# WHAT IS BEING ASKED
In the data that follows, count every line holding the string "女性のお客様" and give the count alone.

Recorded data:

--- start ---

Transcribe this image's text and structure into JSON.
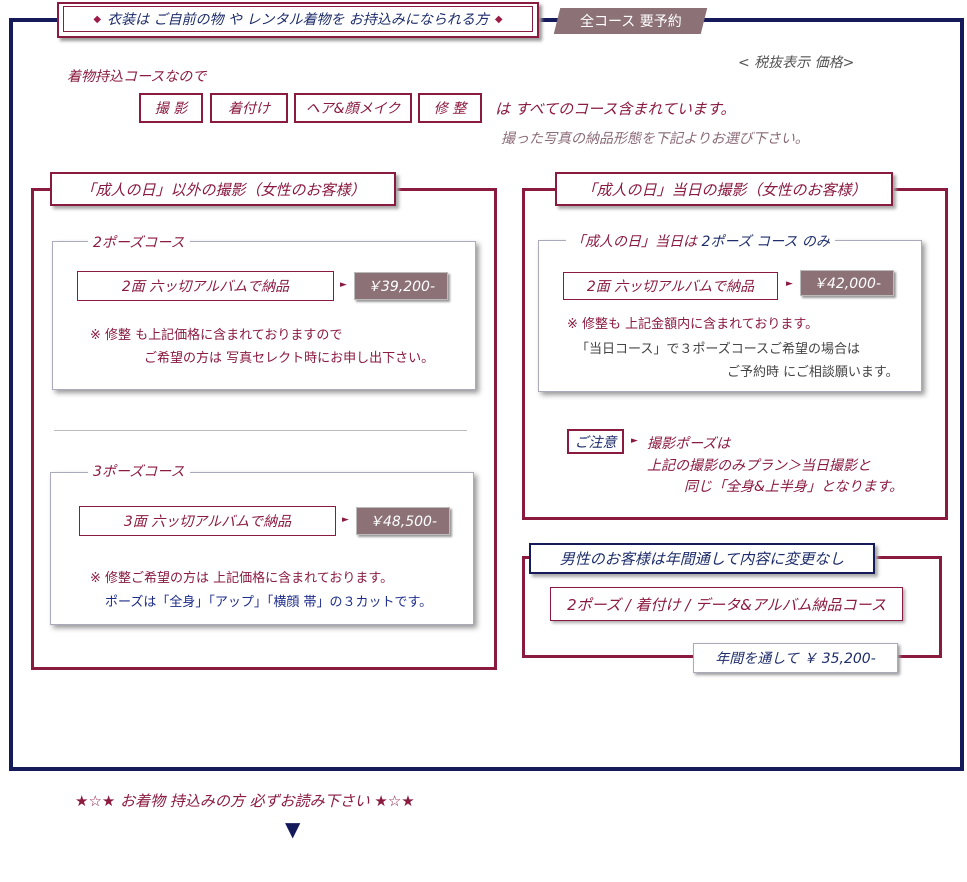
{
  "header": {
    "diamond": "◆",
    "banner": "衣装は ご自前の物 や レンタル着物を お持込みになられる方",
    "reserve": "全コース 要予約"
  },
  "tax_note": "< 税抜表示 価格>",
  "kimono_course": "着物持込コースなので",
  "services": [
    "撮 影",
    "着付け",
    "ヘア&顔メイク",
    "修 整"
  ],
  "included_text": "は すべてのコース含まれています。",
  "choose_text": "撮った写真の納品形態を下記よりお選び下さい。",
  "left_panel": {
    "title": "「成人の日」以外の撮影（女性のお客様）",
    "two_pose": {
      "legend": "2ポーズコース",
      "delivery": "2面 六ッ切アルバムで納品",
      "price": "￥39,200-",
      "note1": "※ 修整 も上記価格に含まれておりますので",
      "note2": "ご希望の方は 写真セレクト時にお申し出下さい。"
    },
    "three_pose": {
      "legend": "3ポーズコース",
      "delivery": "3面 六ッ切アルバムで納品",
      "price": "￥48,500-",
      "note1": "※ 修整ご希望の方は 上記価格に含まれております。",
      "note2": "ポーズは「全身」「アップ」「横顔 帯」の３カットです。"
    }
  },
  "right_panel": {
    "title": "「成人の日」当日の撮影（女性のお客様）",
    "legend_a": "「成人の日」当日は",
    "legend_b": "2ポーズ コース のみ",
    "delivery": "2面 六ッ切アルバムで納品",
    "price": "￥42,000-",
    "note1": "※ 修整も 上記金額内に含まれております。",
    "note2": "「当日コース」で３ポーズコースご希望の場合は",
    "note3": "ご予約時 にご相談願います。",
    "caution_label": "ご注意",
    "caution1": "撮影ポーズは",
    "caution2": "上記の撮影のみプラン＞当日撮影と",
    "caution3": "同じ「全身&上半身」となります。"
  },
  "men_panel": {
    "title": "男性のお客様は年間通して内容に変更なし",
    "course": "2ポーズ / 着付け / データ&アルバム納品コース",
    "price": "年間を通して ￥ 35,200-"
  },
  "arrow_glyph": "►",
  "footer": {
    "note": "★☆★ お着物 持込みの方 必ずお読み下さい ★☆★",
    "triangle": "▼"
  },
  "colors": {
    "navy": "#141a5a",
    "crimson": "#8b1a3f",
    "mauve": "#8c7277"
  }
}
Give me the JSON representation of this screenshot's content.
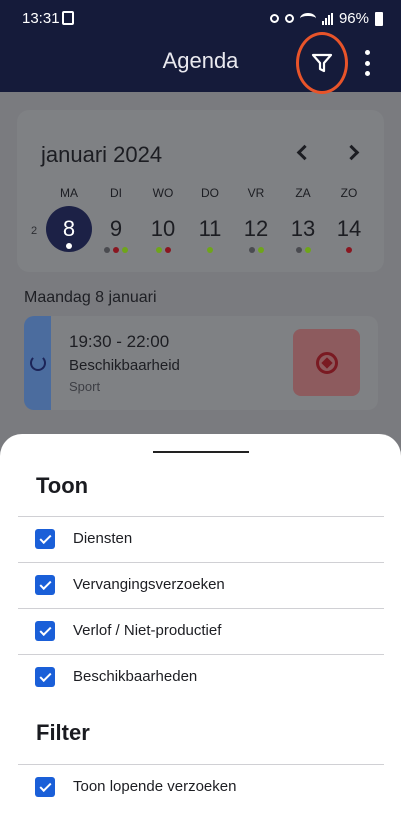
{
  "status_bar": {
    "time": "13:31",
    "battery": "96%"
  },
  "app_bar": {
    "title": "Agenda"
  },
  "calendar": {
    "month_label": "januari 2024",
    "week_number": "2",
    "days": [
      {
        "name": "MA",
        "number": "8",
        "selected": true,
        "dots": [
          "#ffffff"
        ]
      },
      {
        "name": "DI",
        "number": "9",
        "selected": false,
        "dots": [
          "#4a4b50",
          "#8a1620",
          "#6fa51a"
        ]
      },
      {
        "name": "WO",
        "number": "10",
        "selected": false,
        "dots": [
          "#6fa51a",
          "#8a1620"
        ]
      },
      {
        "name": "DO",
        "number": "11",
        "selected": false,
        "dots": [
          "#6fa51a"
        ]
      },
      {
        "name": "VR",
        "number": "12",
        "selected": false,
        "dots": [
          "#4a4b50",
          "#6fa51a"
        ]
      },
      {
        "name": "ZA",
        "number": "13",
        "selected": false,
        "dots": [
          "#4a4b50",
          "#6fa51a"
        ]
      },
      {
        "name": "ZO",
        "number": "14",
        "selected": false,
        "dots": [
          "#8a1620"
        ]
      }
    ]
  },
  "agenda": {
    "date_heading": "Maandag 8 januari",
    "event": {
      "time": "19:30 - 22:00",
      "title": "Beschikbaarheid",
      "subtitle": "Sport",
      "icon": "soccer-ball-icon"
    }
  },
  "sheet": {
    "show_heading": "Toon",
    "show_options": [
      {
        "label": "Diensten",
        "checked": true
      },
      {
        "label": "Vervangingsverzoeken",
        "checked": true
      },
      {
        "label": "Verlof / Niet-productief",
        "checked": true
      },
      {
        "label": "Beschikbaarheden",
        "checked": true
      }
    ],
    "filter_heading": "Filter",
    "filter_options": [
      {
        "label": "Toon lopende verzoeken",
        "checked": true
      }
    ]
  },
  "colors": {
    "app_bar": "#151b3a",
    "accent_checkbox": "#1a5fd8",
    "highlight_ring": "#e8542a"
  }
}
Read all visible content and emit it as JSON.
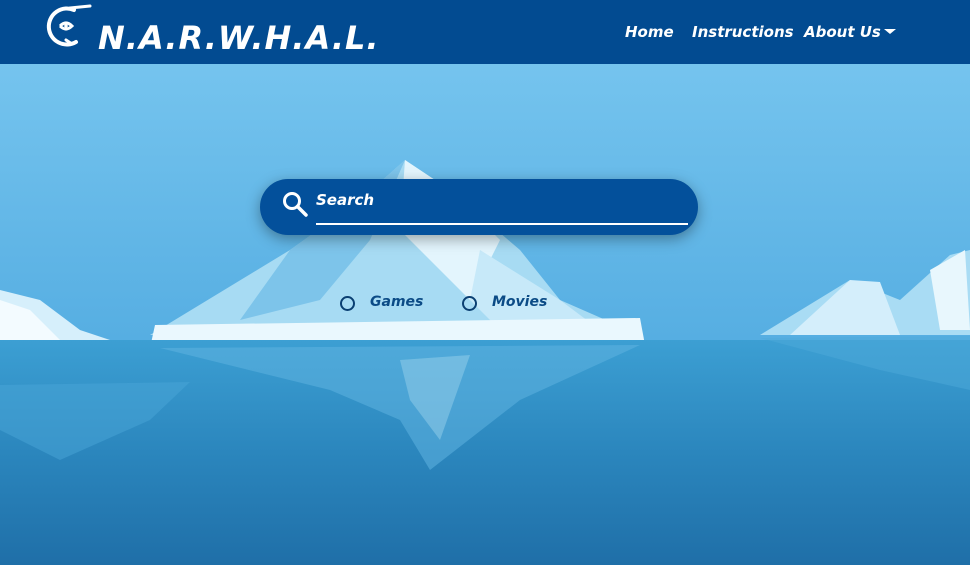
{
  "app": {
    "brand": "N.A.R.W.H.A.L."
  },
  "nav": {
    "home": "Home",
    "instructions": "Instructions",
    "about": "About Us"
  },
  "search": {
    "placeholder": "Search"
  },
  "filters": [
    {
      "label": "Games"
    },
    {
      "label": "Movies"
    }
  ],
  "colors": {
    "navbar": "#024b91",
    "search_box": "#03509b",
    "sky": "#5fb6e6",
    "water": "#2f8fc4"
  }
}
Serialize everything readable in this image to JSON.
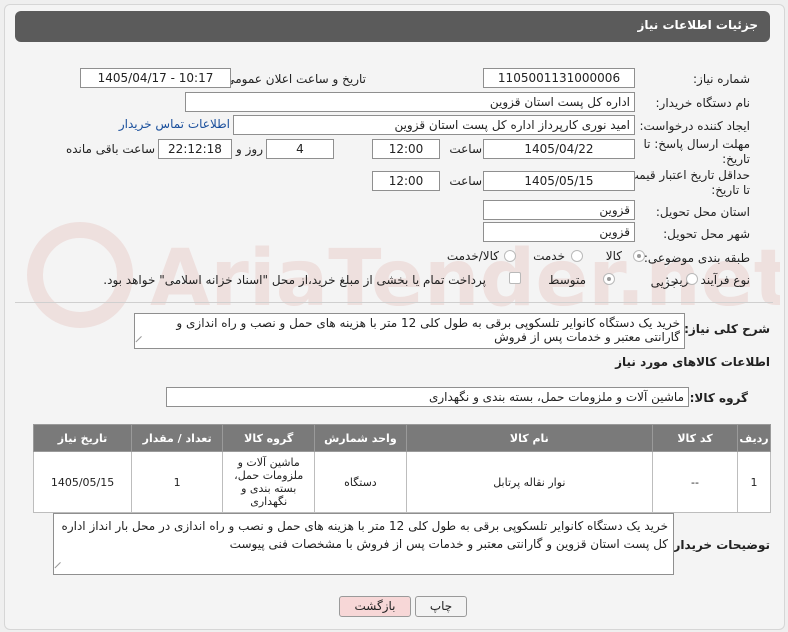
{
  "header": {
    "title": "جزئیات اطلاعات نیاز"
  },
  "fields": {
    "need_number_label": "شماره نیاز:",
    "need_number": "1105001131000006",
    "announce_label": "تاریخ و ساعت اعلان عمومی:",
    "announce_value": "1405/04/17 - 10:17",
    "buyer_org_label": "نام دستگاه خریدار:",
    "buyer_org": "اداره کل پست استان قزوین",
    "creator_label": "ایجاد کننده درخواست:",
    "creator": "امید نوری کارپرداز اداره کل پست استان قزوین",
    "contact_link": "اطلاعات تماس خریدار",
    "deadline_label": "مهلت ارسال پاسخ: تا تاریخ:",
    "deadline_date": "1405/04/22",
    "time_label": "ساعت",
    "deadline_time": "12:00",
    "days_count": "4",
    "days_and_label": "روز و",
    "remaining_time": "22:12:18",
    "remaining_label": "ساعت باقی مانده",
    "validity_label": "حداقل تاریخ اعتبار قیمت: تا تاریخ:",
    "validity_date": "1405/05/15",
    "validity_time": "12:00",
    "province_label": "استان محل تحویل:",
    "province": "قزوین",
    "city_label": "شهر محل تحویل:",
    "city": "قزوین",
    "category_label": "طبقه بندی موضوعی:",
    "category_options": [
      "کالا",
      "خدمت",
      "کالا/خدمت"
    ],
    "process_label": "نوع فرآیند خرید :",
    "process_options": [
      "جزیی",
      "متوسط"
    ],
    "payment_text": "پرداخت تمام یا بخشی از مبلغ خرید،از محل \"اسناد خزانه اسلامی\" خواهد بود.",
    "description_label": "شرح کلی نیاز:",
    "description": "خرید یک دستگاه کانوایر تلسکوپی برقی به طول کلی 12 متر با هزینه های حمل و نصب و راه اندازی و گارانتی معتبر و خدمات پس از فروش",
    "goods_info_title": "اطلاعات کالاهای مورد نیاز",
    "goods_group_label": "گروه کالا:",
    "goods_group": "ماشین آلات و ملزومات حمل، بسته بندی و نگهداری"
  },
  "table": {
    "headers": [
      "ردیف",
      "کد کالا",
      "نام کالا",
      "واحد شمارش",
      "گروه کالا",
      "تعداد / مقدار",
      "تاریخ نیاز"
    ],
    "rows": [
      [
        "1",
        "--",
        "نوار نقاله پرتابل",
        "دستگاه",
        "ماشین آلات و ملزومات حمل، بسته بندی و نگهداری",
        "1",
        "1405/05/15"
      ]
    ]
  },
  "buyer_notes_label": "توضیحات خریدار:",
  "buyer_notes": "خرید یک دستگاه کانوایر تلسکوپی برقی به طول کلی 12 متر با هزینه های حمل و نصب و راه اندازی در محل بار انداز اداره کل پست استان قزوین و گارانتی معتبر و خدمات پس از فروش با مشخصات فنی پیوست",
  "buttons": {
    "print": "چاپ",
    "back": "بازگشت"
  },
  "watermark_text": "AriaTender.net",
  "colors": {
    "header": "#5b5b5b",
    "table_header": "#7a7a7a",
    "back_button": "#f7d7d7",
    "link": "#1a4f9c"
  }
}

--- end ---

# EXERCISE SOLUTION
2